### TUGAS 1:
Ketik ulang baris-baris dalam catatan tanpa perubahan apa pun. Mulailah dari baris yang memuat "content-line: • S'assurer" dan berhentilah setelah baris yang memuat "row-content-moment bbox=[235, 79, 922, 229]", dengan kedua baris tersebut ikut disalin.

### BAGIAN TEKS:
********

MajmusSunda News, Sabtu (08/02/2025) – Artikel dalam Kolom OPINI berjudul “Kekuatan Moral Panen Raya Padi” ini ditulis oleh: Ir. Entang Sastraatmadja, Ketua Dewan Pakar DPD HKTI Jawa Barat dan Anggota Forum Dewan Pakar Pertanian dan Pembangunan Pedesaan, Majelis Musyawarah Sunda (MMS).
Kekuatan moral panen raya adalah konsep yang merujuk pada nilai-nilai moral dan etika yang terkait dengan kegiatan panen raya, yaitu kegiatan panen yang dilakukan secara besar-besaran dan terorganisir. Dalam konteks ini, kekuatan moral panen raya dapat diartikan pertama sebagai komitmen untuk keadilan. Artinya, panen raya harus dilakukan dengan cara yang adil dan transparan, sehingga semua pihak yang terlibat dapat merasa puas dan tidak dirugikan.
Kedua, kepedulian terhadap lingkungan. Artinya, panen raya harus dilakukan dengan cara yang ramah lingkungan, sehingga tidak merusak ekosistem dan tidak membahayakan kehidupan manusia dan hewan. Ketiga, kepedulian terhadap petani. Artinya, panen raya harus dilakukan dengan cara yang memperhatikan kepentingan petani, sehingga mereka dapat memperoleh pendapatan yang layak dan dapat meningkatkan kesejahteraan mereka.

Keempat, komitmen untuk kualitas. Artinya, panen raya harus dilakukan dengan cara yang memperhatikan kualitas hasil panen, sehingga dapat memenuhi kebutuhan masyarakat dan tidak membahayakan kesehatan mereka. Kelima, kepedulian terhadap masyarakat. Artinya, panen raya harus dilakukan dengan cara yang memperhatikan kepentingan masyarakat, sehingga dapat memenuhi kebutuhan mereka dan tidak membahayakan kehidupan mereka.
Dengan demikian, kekuatan moral panen raya adalah konsep yang merujuk pada nilai-nilai moral dan etika yang terkait dengan kegiatan panen raya, dan yang bertujuan untuk memastikan bahwa kegiatan panen raya dilakukan dengan cara yang adil, ramah lingkungan, dan memperhatikan kepentingan semua pihak yang terlibat.

********

### CATATAN:
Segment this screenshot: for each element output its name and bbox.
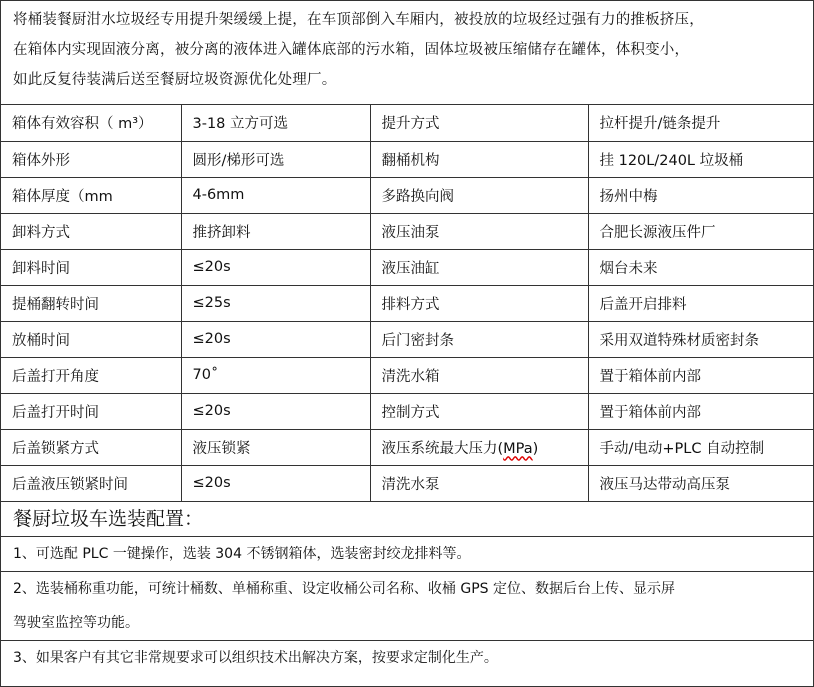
- pressure-unit: MPa: [503, 440, 533, 457]
- spec-row: [1, 357, 813, 393]
- option-item-3: 3、如果客户有其它非常规要求可以组织技术出解决方案，按要求定制化生产。: [13, 649, 498, 666]
- spec-label-cell: 液压油缸: [370, 249, 588, 285]
- spec-value-cell: 置于箱体前内部: [588, 393, 813, 429]
- spec-label-cell: 放桶时间: [1, 321, 181, 357]
- spec-value-cell: 3-18 立方可选: [181, 105, 370, 141]
- spec-value-cell: 手动/电动+PLC 自动控制: [588, 429, 813, 465]
- spec-value-cell: ≤20s: [181, 393, 370, 429]
- spec-label-cell: 清洗水箱: [370, 357, 588, 393]
- intro-line: 如此反复待装满后送至餐厨垃圾资源优化处理厂。: [13, 72, 337, 88]
- options-title: 餐厨垃圾车选装配置：: [1, 501, 813, 537]
- spec-row: [1, 213, 813, 249]
- spec-row: [1, 285, 813, 321]
- spec-label-cell: 多路换向阀: [370, 177, 588, 213]
- spec-value-cell: 后盖开启排料: [588, 285, 813, 321]
- spec-label-cell: 排料方式: [370, 285, 588, 321]
- spec-value-cell: 拉杆提升/链条提升: [588, 105, 813, 141]
- spec-value-cell: ≤20s: [181, 249, 370, 285]
- spec-value-cell: 合肥长源液压件厂: [588, 213, 813, 249]
- spec-row: [1, 105, 813, 141]
- spec-label-cell: 清洗水泵: [370, 465, 588, 501]
- spec-label-cell: 后盖打开时间: [1, 393, 181, 429]
- spec-row: [1, 177, 813, 213]
- spec-label-cell: 箱体厚度（mm: [1, 177, 181, 213]
- spec-label-cell: 后盖打开角度: [1, 357, 181, 393]
- spec-label-cell: 卸料时间: [1, 249, 181, 285]
- spec-value-cell: 置于箱体前内部: [588, 357, 813, 393]
- spec-label-cell: 提桶翻转时间: [1, 285, 181, 321]
- spec-label-cell: 后盖液压锁紧时间: [1, 465, 181, 501]
- option-item-2-line-1: 2、选装桶称重功能，可统计桶数、单桶称重、设定收桶公司名称、收桶 GPS 定位、数据后台上传、显示屏: [13, 580, 675, 597]
- spec-row: [1, 465, 813, 501]
- spec-label-cell: 液压油泵: [370, 213, 588, 249]
- spec-row: [1, 249, 813, 285]
- spec-value-cell: ≤20s: [181, 465, 370, 501]
- spec-value-cell: 推挤卸料: [181, 213, 370, 249]
- spec-value-cell: 烟台未来: [588, 249, 813, 285]
- spec-value-cell: 液压锁紧: [181, 429, 370, 465]
- spec-value-cell: 4-6mm: [181, 177, 370, 213]
- option-item-1: 1、可选配 PLC 一键操作，选装 304 不锈钢箱体，选装密封绞龙排料等。: [1, 537, 813, 572]
- spec-label-cell: 后门密封条: [370, 321, 588, 357]
- spec-value-cell: 挂 120L/240L 垃圾桶: [588, 141, 813, 177]
- spec-label-cell: 提升方式: [370, 105, 588, 141]
- spec-value-cell: 扬州中梅: [588, 177, 813, 213]
- spec-row: [1, 429, 813, 465]
- spec-value-cell: 圆形/梯形可选: [181, 141, 370, 177]
- spec-label-cell: 液压系统最大压力(MPa): [370, 429, 588, 465]
- spec-label-cell: 后盖锁紧方式: [1, 429, 181, 465]
- spec-row: [1, 393, 813, 429]
- spec-label-cell: 控制方式: [370, 393, 588, 429]
- option-item-2: [1, 572, 813, 641]
- spec-label-cell: 箱体外形: [1, 141, 181, 177]
- spec-value-cell: ≤25s: [181, 285, 370, 321]
- intro-paragraph: [1, 1, 813, 105]
- intro-line: 将桶装餐厨泔水垃圾经专用提升架缓缓上提，在车顶部倒入车厢内，被投放的垃圾经过强有力的推板挤压，: [13, 12, 704, 28]
- spec-label-cell: 箱体有效容积（ m³）: [1, 105, 181, 141]
- intro-line: 在箱体内实现固液分离，被分离的液体进入罐体底部的污水箱，固体垃圾被压缩储存在罐体，体积变小，: [13, 42, 690, 58]
- spec-row: [1, 321, 813, 357]
- spec-row: [1, 141, 813, 177]
- pressure-suffix: ): [532, 440, 539, 457]
- spec-value-cell: 液压马达带动高压泵: [588, 465, 813, 501]
- spec-table: [1, 105, 813, 502]
- spec-label-cell: 翻桶机构: [370, 141, 588, 177]
- option-item-2-line-2: 驾驶室监控等功能。: [13, 614, 139, 631]
- spec-value-cell: 采用双道特殊材质密封条: [588, 321, 813, 357]
- spec-label-cell: 卸料方式: [1, 213, 181, 249]
- spec-value-cell: ≤20s: [181, 321, 370, 357]
- spec-value-cell: 70˚: [181, 357, 370, 393]
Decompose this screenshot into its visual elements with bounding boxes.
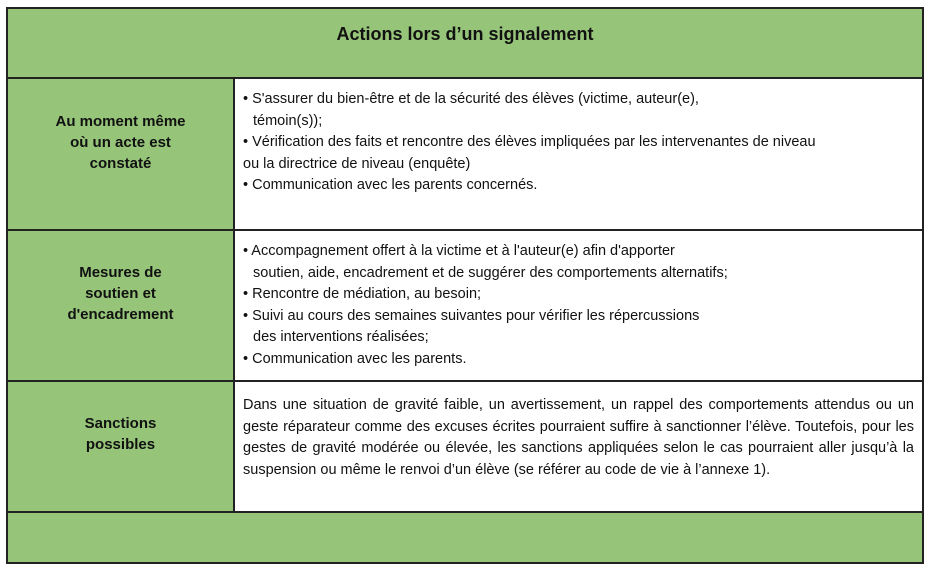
content-line: • S'assurer du bien-être et de la sécurité des élèves (victime, auteur(e), bbox=[243, 91, 699, 107]
table-row bbox=[8, 382, 922, 513]
row-label-mesures bbox=[8, 231, 235, 380]
row-label-line: Au moment même bbox=[55, 113, 186, 130]
row-label-line: Sanctions bbox=[84, 415, 157, 432]
content-line: des interventions réalisées; bbox=[253, 329, 429, 345]
table-title-row bbox=[8, 9, 922, 79]
content-line: soutien, aide, encadrement et de suggérer des comportements alternatifs; bbox=[253, 264, 728, 281]
row-label-line: constaté bbox=[89, 155, 152, 172]
signalement-table bbox=[6, 7, 924, 564]
row-content-moment bbox=[235, 79, 922, 229]
row-label-line: soutien et bbox=[85, 285, 156, 302]
table-row bbox=[8, 79, 922, 231]
content-line: • Communication avec les parents. bbox=[243, 350, 467, 367]
content-line: • Accompagnement offert à la victime et à l'auteur(e) afin d'apporter bbox=[243, 243, 675, 259]
row-content-mesures bbox=[235, 231, 922, 380]
content-line: • Communication avec les parents concernés. bbox=[243, 177, 538, 193]
row-label-sanctions bbox=[8, 382, 235, 511]
content-paragraph: Dans une situation de gravité faible, un avertissement, un rappel des comportements attendus ou un geste réparateur comme des excuses écrites pourraient suffire à sanctionner l’élève. Toutefois, pour les gestes de gravité modérée ou élevée, les sanctions appliquées selon le cas pourraient aller jusqu’à la suspension ou même le renvoi d’un élève (se référer au code de vie à l’annexe 1). bbox=[243, 397, 914, 478]
content-line: • Vérification des faits et rencontre des élèves impliquées par les intervenantes de niveau bbox=[243, 134, 816, 150]
table-row bbox=[8, 231, 922, 382]
content-line: • Suivi au cours des semaines suivantes pour vérifier les répercussions bbox=[243, 307, 700, 324]
row-label-line: d'encadrement bbox=[67, 306, 174, 323]
table-title: Actions lors d’un signalement bbox=[336, 23, 594, 44]
content-line: • Rencontre de médiation, au besoin; bbox=[243, 286, 482, 302]
row-label-moment bbox=[8, 79, 235, 229]
table-footer-band bbox=[8, 513, 922, 564]
row-label-line: Mesures de bbox=[79, 264, 162, 281]
content-line: témoin(s)); bbox=[253, 112, 323, 129]
row-label-line: où un acte est bbox=[70, 134, 171, 151]
row-content-sanctions bbox=[235, 382, 922, 511]
row-label-line: possibles bbox=[85, 436, 156, 453]
content-line: ou la directrice de niveau (enquête) bbox=[243, 155, 471, 172]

********

### TUGAS 2:
Menurut teks tentang panen raya padi, apa kekuatan moral panen raya yang keempat?

### HASIL TUGAS 1:
content-line: • S'assurer du bien-être et de la sécurité des élèves (victime, auteur(e), bbox=[243, 91, 699, 107]
table-row bbox=[8, 382, 922, 513]
row-label-mesures bbox=[8, 231, 235, 380]
row-label-line: Au moment même bbox=[55, 113, 186, 130]
row-label-line: Sanctions bbox=[84, 415, 157, 432]
content-line: des interventions réalisées; bbox=[253, 329, 429, 345]
table-title-row bbox=[8, 9, 922, 79]
content-line: soutien, aide, encadrement et de suggérer des comportements alternatifs; bbox=[253, 264, 728, 281]
row-label-line: constaté bbox=[89, 155, 152, 172]
signalement-table bbox=[6, 7, 924, 564]
row-content-moment bbox=[235, 79, 922, 229]

### HASIL TUGAS 2:
Komitmen untuk kualitas.